- What is needed: Take each line containing "sent" and report it exactly as written.

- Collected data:

•••

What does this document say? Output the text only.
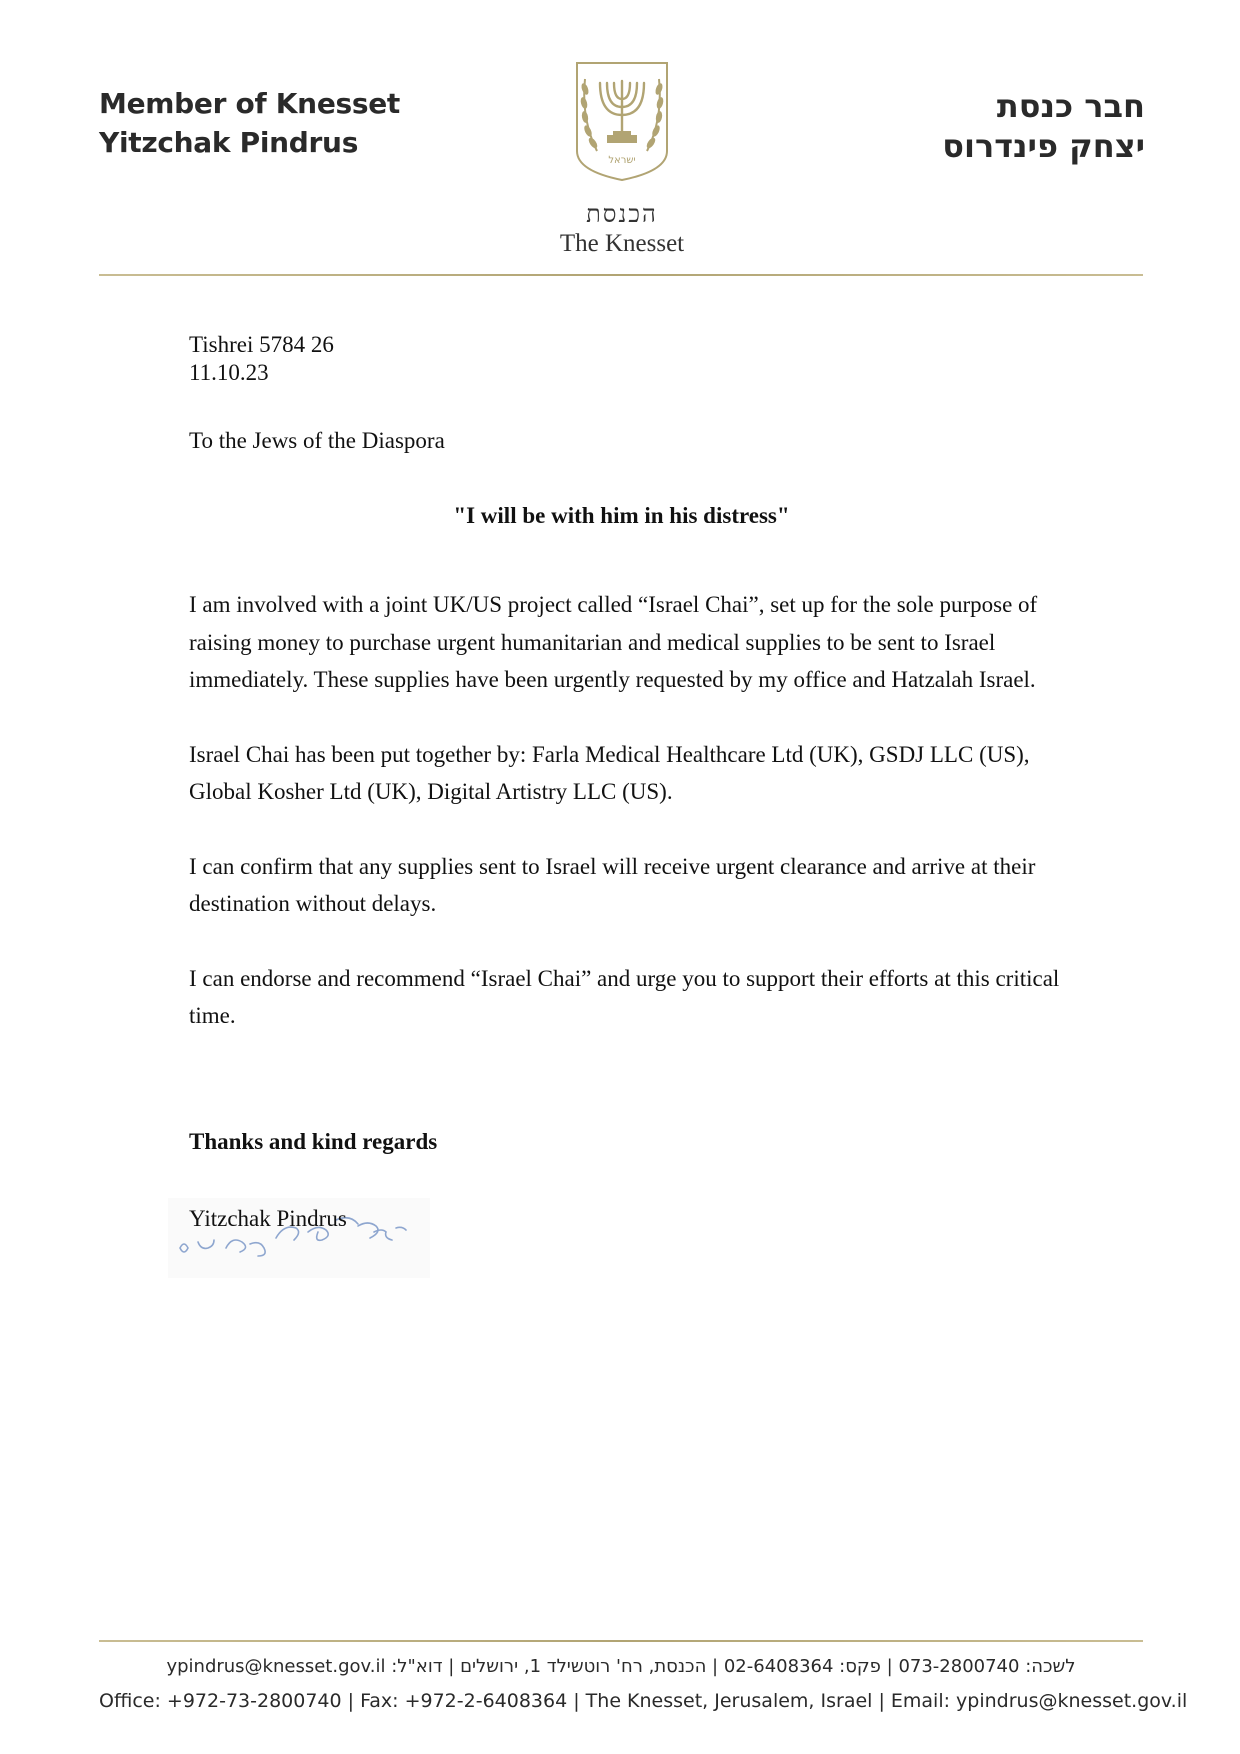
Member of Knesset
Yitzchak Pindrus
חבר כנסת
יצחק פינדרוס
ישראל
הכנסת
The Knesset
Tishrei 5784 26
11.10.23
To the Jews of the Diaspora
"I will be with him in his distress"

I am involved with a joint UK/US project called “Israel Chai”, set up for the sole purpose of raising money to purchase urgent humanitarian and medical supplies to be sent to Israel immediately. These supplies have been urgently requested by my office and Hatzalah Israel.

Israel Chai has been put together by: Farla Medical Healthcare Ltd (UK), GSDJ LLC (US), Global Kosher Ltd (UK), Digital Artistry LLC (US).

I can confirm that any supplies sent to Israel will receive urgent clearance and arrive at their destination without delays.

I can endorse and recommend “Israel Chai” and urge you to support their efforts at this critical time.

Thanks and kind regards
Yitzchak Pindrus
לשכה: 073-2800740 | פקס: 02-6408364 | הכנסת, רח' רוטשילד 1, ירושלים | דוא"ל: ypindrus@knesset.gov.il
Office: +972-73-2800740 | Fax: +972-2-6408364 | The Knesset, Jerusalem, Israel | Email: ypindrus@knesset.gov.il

•••

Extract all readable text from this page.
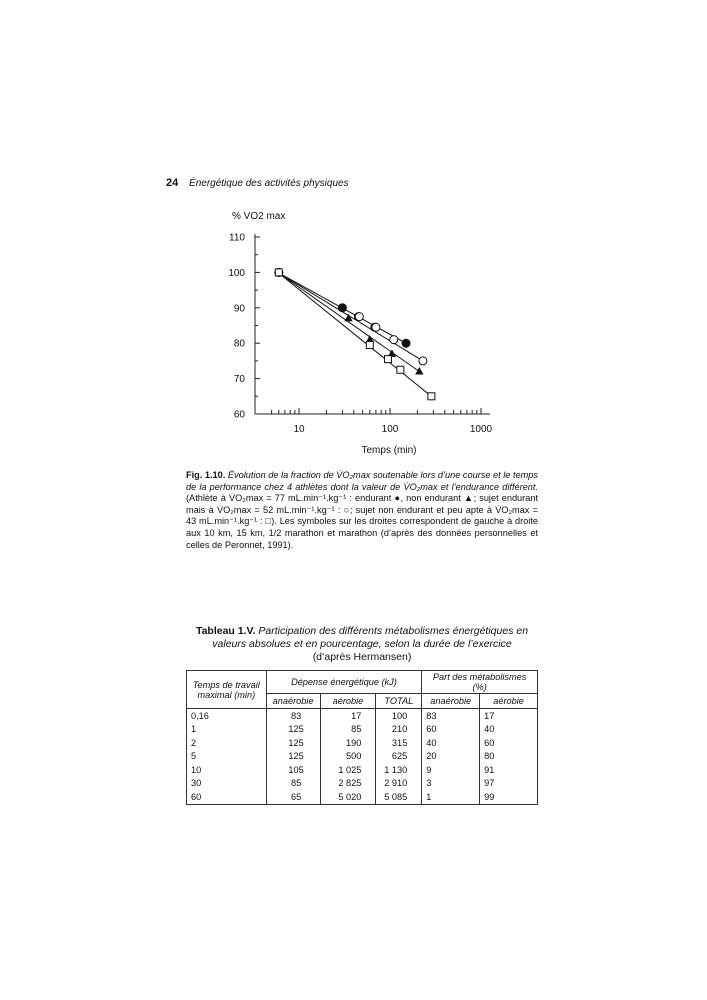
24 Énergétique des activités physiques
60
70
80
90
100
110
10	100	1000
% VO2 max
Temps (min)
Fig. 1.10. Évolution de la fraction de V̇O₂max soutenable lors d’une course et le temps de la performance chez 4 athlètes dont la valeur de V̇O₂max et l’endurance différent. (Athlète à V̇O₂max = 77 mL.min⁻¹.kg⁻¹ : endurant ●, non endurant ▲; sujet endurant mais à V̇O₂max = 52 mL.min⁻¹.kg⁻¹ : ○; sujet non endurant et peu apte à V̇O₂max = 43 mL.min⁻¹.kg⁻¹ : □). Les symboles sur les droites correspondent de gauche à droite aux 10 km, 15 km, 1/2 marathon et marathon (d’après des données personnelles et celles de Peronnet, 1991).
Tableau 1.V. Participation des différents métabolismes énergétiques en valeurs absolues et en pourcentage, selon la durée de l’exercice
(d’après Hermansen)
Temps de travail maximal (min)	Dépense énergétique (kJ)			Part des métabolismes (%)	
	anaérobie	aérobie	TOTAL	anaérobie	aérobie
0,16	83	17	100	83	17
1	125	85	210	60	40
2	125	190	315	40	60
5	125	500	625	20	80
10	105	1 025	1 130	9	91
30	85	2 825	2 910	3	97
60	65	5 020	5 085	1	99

•••

- Final answer:
I am involved with a joint UK/US project called “Israel Chai”, set up for the sole purpose of raising money to purchase urgent humanitarian and medical supplies to be sent to Israel immediately. These supplies have been urgently requested by my office and Hatzalah Israel.
I can confirm that any supplies sent to Israel will receive urgent clearance and arrive at their destination without delays.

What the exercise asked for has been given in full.